[Requirement] Seek out every line containing the word "JSON", and copy each.

[Information supplied]

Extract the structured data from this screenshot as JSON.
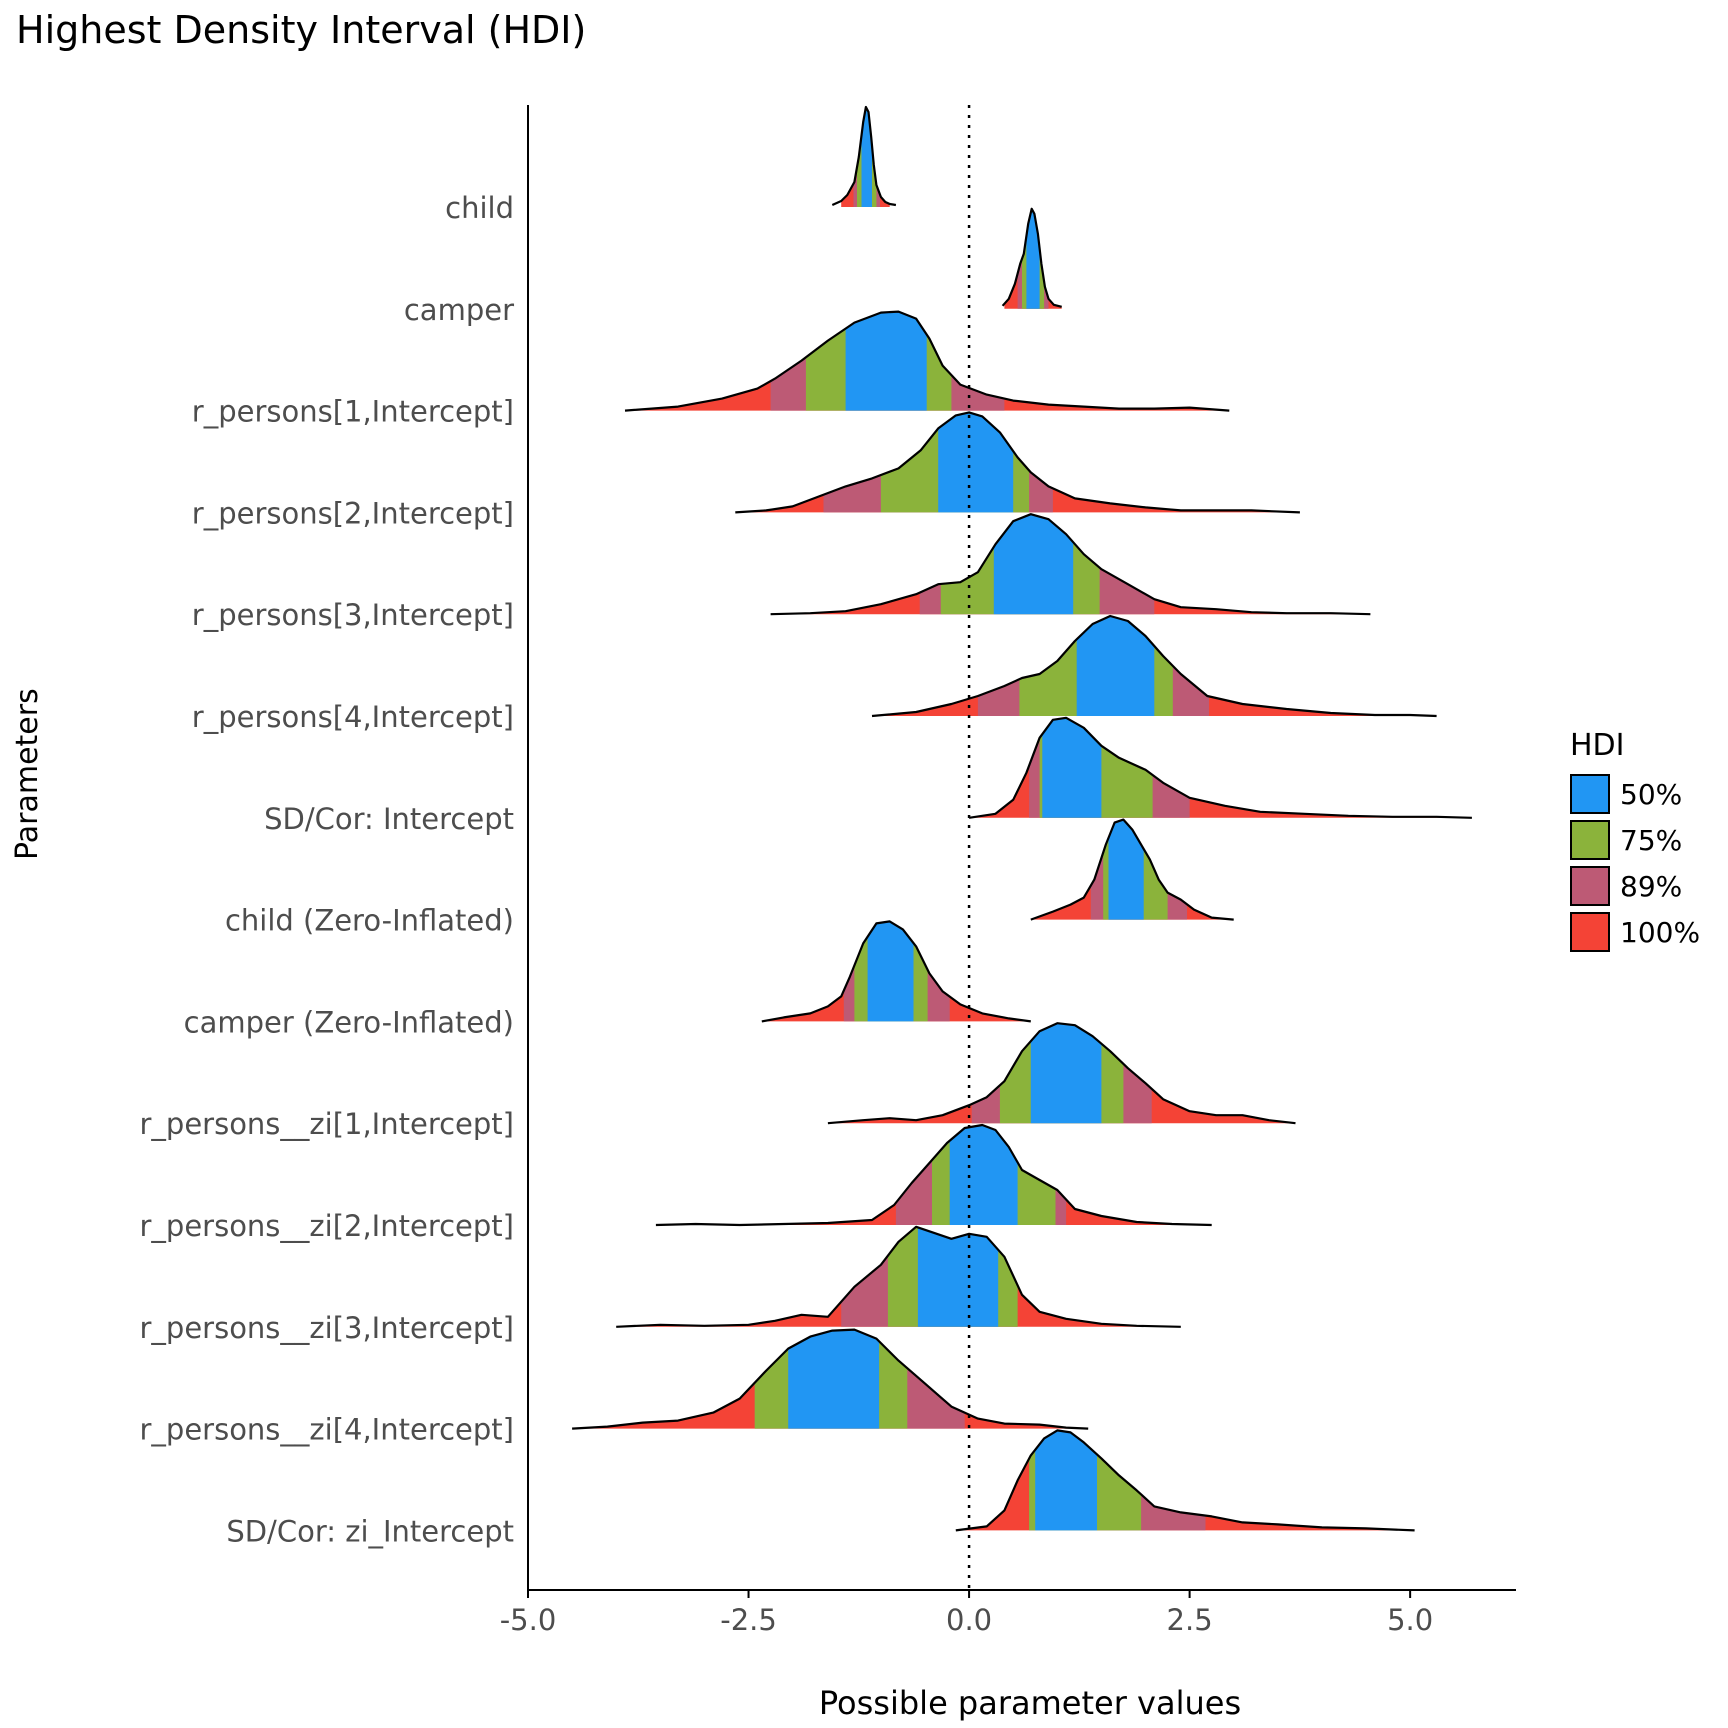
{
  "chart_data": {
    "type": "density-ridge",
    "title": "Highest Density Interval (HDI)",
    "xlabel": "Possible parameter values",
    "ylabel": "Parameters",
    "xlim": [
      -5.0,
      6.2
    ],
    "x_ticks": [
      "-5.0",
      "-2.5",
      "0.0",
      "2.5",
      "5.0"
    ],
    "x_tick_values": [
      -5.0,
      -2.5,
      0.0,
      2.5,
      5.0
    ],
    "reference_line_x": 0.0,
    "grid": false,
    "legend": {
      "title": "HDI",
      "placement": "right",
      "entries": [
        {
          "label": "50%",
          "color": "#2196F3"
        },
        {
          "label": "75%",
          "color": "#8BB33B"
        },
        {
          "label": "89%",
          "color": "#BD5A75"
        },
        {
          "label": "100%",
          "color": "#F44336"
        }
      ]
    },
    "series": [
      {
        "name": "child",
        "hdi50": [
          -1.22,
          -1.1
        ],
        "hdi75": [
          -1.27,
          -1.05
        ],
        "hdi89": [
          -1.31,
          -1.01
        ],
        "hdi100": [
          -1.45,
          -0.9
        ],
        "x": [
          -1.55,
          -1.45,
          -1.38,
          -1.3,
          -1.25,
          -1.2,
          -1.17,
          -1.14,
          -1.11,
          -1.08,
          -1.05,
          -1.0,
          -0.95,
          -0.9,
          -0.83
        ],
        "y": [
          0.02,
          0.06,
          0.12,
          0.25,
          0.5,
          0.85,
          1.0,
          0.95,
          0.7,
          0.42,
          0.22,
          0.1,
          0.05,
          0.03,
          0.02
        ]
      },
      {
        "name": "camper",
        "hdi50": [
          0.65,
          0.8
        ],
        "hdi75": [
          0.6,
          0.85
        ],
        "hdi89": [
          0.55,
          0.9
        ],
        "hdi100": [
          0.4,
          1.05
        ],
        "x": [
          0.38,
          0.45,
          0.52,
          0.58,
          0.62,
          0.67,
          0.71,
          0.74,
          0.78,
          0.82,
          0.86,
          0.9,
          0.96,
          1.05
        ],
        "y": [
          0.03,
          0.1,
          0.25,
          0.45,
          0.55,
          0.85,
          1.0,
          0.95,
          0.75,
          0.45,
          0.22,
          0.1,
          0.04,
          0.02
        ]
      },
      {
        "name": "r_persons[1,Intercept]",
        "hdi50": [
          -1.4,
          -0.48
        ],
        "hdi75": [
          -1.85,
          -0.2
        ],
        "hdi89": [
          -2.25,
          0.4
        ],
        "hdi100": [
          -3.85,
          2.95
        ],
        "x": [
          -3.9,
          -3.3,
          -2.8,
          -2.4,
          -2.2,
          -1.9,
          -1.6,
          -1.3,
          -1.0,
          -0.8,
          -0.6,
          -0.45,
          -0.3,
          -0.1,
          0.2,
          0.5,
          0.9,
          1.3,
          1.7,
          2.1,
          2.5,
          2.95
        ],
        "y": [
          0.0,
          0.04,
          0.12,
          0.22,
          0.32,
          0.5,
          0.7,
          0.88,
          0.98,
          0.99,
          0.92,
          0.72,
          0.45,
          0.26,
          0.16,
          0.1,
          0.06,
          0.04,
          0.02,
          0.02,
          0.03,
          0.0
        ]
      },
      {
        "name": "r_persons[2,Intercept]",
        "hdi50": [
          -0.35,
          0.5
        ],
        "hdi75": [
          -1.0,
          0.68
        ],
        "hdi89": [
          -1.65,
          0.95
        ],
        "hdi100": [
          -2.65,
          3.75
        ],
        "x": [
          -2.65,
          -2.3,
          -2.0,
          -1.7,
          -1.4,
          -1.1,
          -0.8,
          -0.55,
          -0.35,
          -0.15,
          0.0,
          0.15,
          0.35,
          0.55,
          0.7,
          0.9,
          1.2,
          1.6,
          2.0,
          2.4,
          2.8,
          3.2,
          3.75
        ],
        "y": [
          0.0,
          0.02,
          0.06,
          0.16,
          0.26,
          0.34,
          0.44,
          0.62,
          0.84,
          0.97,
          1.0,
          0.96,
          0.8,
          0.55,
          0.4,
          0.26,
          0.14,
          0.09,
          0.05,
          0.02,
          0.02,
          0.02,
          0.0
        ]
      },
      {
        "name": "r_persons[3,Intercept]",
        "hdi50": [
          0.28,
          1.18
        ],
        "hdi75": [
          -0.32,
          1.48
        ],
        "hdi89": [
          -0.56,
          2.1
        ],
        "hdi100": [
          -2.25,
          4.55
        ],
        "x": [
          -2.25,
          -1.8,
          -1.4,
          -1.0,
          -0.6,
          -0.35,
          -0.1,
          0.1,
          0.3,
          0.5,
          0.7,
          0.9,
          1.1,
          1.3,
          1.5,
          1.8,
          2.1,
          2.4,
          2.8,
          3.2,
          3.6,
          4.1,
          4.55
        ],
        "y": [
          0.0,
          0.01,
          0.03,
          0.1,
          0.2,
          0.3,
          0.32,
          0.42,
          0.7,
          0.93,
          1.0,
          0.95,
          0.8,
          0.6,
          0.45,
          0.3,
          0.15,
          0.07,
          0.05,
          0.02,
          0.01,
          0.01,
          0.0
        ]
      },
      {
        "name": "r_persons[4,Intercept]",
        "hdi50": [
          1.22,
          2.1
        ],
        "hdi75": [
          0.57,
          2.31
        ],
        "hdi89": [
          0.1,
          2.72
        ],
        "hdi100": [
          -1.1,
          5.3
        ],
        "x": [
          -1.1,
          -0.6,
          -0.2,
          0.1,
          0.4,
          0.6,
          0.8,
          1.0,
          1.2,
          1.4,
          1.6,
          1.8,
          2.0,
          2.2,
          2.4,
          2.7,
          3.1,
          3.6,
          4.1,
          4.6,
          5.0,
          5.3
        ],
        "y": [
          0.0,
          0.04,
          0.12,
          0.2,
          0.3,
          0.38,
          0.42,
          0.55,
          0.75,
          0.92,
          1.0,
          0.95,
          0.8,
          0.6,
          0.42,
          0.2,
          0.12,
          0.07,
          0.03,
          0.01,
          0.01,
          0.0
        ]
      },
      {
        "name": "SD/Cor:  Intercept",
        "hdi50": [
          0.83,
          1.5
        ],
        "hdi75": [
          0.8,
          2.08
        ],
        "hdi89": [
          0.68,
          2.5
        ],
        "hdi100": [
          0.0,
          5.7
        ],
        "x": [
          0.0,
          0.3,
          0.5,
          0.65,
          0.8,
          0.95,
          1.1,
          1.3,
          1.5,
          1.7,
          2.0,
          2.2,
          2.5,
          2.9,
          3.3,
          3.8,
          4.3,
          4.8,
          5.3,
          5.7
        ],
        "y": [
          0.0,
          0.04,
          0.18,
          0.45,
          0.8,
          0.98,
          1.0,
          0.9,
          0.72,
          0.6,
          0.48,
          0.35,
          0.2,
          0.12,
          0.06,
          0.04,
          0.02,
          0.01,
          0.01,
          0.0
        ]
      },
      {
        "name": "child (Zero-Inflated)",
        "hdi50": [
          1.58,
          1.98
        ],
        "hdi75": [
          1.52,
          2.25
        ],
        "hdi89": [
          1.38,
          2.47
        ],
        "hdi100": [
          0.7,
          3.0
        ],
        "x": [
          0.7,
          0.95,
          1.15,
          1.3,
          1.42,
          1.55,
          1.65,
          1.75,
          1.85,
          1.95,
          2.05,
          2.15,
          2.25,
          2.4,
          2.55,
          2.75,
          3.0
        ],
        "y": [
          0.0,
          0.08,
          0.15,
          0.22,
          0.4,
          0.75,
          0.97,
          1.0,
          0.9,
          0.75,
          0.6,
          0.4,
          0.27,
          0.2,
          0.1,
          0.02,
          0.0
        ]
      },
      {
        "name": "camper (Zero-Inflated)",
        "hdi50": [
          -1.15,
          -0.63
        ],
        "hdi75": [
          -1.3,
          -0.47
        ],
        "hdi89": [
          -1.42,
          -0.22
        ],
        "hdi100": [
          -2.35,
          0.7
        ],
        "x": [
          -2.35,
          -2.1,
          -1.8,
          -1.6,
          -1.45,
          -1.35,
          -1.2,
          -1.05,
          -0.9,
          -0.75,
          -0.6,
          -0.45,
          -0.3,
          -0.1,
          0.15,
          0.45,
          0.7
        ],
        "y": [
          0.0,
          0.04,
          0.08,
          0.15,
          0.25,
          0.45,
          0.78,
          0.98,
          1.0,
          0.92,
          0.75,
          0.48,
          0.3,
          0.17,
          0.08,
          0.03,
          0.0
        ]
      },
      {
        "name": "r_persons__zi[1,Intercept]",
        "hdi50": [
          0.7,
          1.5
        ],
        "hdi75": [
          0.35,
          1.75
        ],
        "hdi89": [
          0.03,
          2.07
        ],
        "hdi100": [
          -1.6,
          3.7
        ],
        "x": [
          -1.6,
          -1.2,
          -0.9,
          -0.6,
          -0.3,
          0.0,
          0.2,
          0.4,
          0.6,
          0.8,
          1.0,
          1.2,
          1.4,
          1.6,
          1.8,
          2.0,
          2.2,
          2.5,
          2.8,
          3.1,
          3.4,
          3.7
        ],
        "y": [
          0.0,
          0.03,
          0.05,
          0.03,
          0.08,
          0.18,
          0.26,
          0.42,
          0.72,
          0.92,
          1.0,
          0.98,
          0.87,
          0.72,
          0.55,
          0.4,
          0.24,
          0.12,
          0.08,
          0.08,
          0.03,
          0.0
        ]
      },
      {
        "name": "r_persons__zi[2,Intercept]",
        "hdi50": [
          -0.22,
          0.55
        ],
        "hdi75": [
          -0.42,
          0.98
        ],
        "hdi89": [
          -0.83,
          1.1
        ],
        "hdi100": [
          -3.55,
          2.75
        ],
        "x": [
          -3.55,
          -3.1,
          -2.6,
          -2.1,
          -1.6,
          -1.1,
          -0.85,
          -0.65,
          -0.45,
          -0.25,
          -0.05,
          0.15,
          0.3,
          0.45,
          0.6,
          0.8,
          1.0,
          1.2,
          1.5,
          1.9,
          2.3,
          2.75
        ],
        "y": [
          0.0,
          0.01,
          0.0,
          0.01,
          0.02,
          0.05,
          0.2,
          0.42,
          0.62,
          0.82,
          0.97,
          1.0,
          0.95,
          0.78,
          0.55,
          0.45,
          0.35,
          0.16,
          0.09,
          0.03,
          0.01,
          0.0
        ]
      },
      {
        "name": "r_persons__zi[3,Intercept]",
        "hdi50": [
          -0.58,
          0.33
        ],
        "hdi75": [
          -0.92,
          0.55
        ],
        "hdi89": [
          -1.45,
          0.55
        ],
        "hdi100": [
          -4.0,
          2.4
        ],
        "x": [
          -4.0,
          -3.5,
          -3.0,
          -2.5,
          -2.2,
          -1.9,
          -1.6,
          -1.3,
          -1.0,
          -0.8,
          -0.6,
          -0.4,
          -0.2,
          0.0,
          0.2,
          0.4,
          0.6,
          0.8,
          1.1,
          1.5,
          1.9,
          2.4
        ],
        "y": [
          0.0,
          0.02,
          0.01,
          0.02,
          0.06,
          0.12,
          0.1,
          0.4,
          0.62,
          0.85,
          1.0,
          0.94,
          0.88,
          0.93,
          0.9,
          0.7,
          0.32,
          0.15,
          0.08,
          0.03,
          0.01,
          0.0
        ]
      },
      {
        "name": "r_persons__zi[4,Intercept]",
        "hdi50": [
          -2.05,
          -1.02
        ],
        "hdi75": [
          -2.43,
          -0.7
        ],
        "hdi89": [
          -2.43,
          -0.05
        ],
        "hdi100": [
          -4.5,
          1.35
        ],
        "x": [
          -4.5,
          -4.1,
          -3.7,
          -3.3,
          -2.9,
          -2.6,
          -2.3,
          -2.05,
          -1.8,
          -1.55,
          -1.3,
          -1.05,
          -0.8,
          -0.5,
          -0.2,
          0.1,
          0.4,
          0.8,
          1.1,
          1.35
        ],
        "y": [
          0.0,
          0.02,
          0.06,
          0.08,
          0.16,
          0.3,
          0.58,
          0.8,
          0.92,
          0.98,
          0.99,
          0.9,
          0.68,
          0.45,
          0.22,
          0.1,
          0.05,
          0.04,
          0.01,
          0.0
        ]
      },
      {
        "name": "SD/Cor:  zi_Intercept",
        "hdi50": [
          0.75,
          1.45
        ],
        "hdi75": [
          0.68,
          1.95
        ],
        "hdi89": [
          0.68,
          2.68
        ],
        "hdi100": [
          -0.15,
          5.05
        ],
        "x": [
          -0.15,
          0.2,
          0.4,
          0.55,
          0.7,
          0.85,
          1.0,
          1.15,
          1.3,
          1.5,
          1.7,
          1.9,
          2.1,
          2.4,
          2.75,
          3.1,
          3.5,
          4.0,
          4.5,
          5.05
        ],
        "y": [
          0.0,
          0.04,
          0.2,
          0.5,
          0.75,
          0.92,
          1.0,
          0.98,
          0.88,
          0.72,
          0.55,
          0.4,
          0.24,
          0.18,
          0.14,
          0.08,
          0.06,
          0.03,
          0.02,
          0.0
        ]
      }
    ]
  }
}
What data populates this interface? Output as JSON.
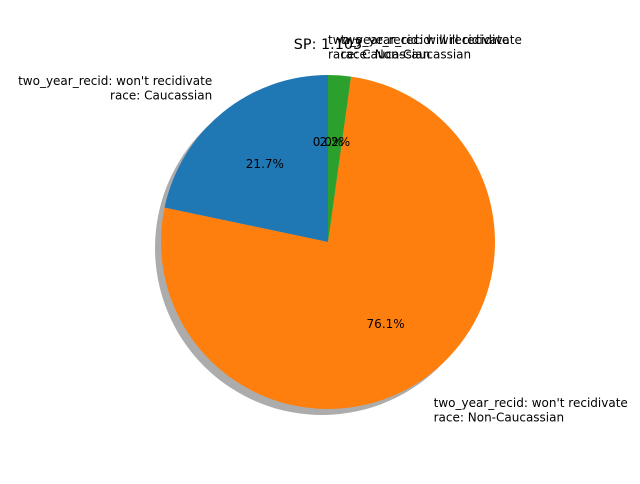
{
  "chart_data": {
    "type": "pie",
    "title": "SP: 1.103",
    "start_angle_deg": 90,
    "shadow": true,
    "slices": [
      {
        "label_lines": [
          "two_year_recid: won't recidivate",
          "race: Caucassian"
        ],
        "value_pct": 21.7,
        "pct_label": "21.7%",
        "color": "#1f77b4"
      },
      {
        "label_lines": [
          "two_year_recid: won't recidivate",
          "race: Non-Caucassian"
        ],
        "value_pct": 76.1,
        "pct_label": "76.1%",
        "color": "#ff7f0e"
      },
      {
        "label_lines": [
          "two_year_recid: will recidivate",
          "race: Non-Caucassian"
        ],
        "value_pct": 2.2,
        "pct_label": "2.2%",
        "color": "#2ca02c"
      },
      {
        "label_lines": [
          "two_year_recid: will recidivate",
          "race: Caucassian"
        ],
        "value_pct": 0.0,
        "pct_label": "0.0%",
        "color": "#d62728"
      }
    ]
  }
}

[Solution below]
Extract the structured data from this screenshot as JSON.
What data populates this interface? Output as JSON.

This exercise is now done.